"""

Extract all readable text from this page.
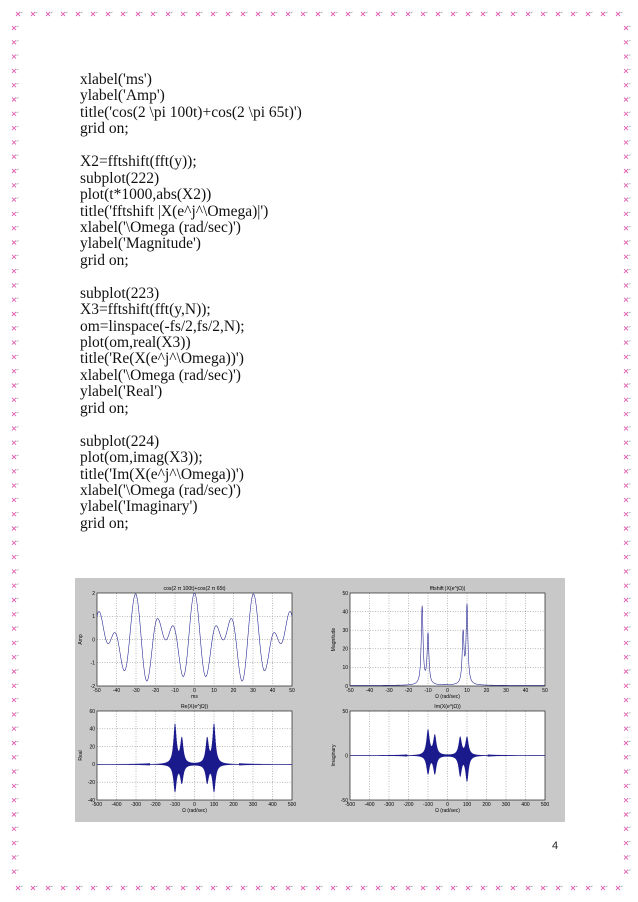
xlabel('ms')
ylabel('Amp')
title('cos(2 \pi 100t)+cos(2 \pi 65t)')
grid on;
X2=fftshift(fft(y));
subplot(222)
plot(t*1000,abs(X2))
title('fftshift |X(e^j^\Omega)|')
xlabel('\Omega (rad/sec)')
ylabel('Magnitude')
grid on;
subplot(223)
X3=fftshift(fft(y,N));
om=linspace(-fs/2,fs/2,N);
plot(om,real(X3))
title('Re(X(e^j^\Omega))')
xlabel('\Omega (rad/sec)')
ylabel('Real')
grid on;
subplot(224)
plot(om,imag(X3));
title('Im(X(e^j^\Omega))')
xlabel('\Omega (rad/sec)')
ylabel('Imaginary')
grid on;
-50 -40 -30 -20 -10	0	10	20	30	40	50
-2
-1
0
1
2
cos(2 π 100t)+cos(2 π 65t)
ms
Amp
-50 -40 -30 -20 -10	0	10	20	30	40	50
0
10
20
30
40
50
fftshift |X(e^jΩ)|
Ω (rad/sec)
Magnitude
-500 -400 -300 -200 -100	0	100 200 300 400 500
-40
-20
0
20
40
60
Re(X(e^jΩ))
Ω (rad/sec)
Real
-500 -400 -300 -200 -100	0	100 200 300 400 500
-50
0
50
Im(X(e^jΩ))
Ω (rad/sec)
Imaginary
4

"""

List all lines where "ylabel" occurs.

● Output for this task:
ylabel('Amp')
ylabel('Magnitude')
ylabel('Real')
ylabel('Imaginary')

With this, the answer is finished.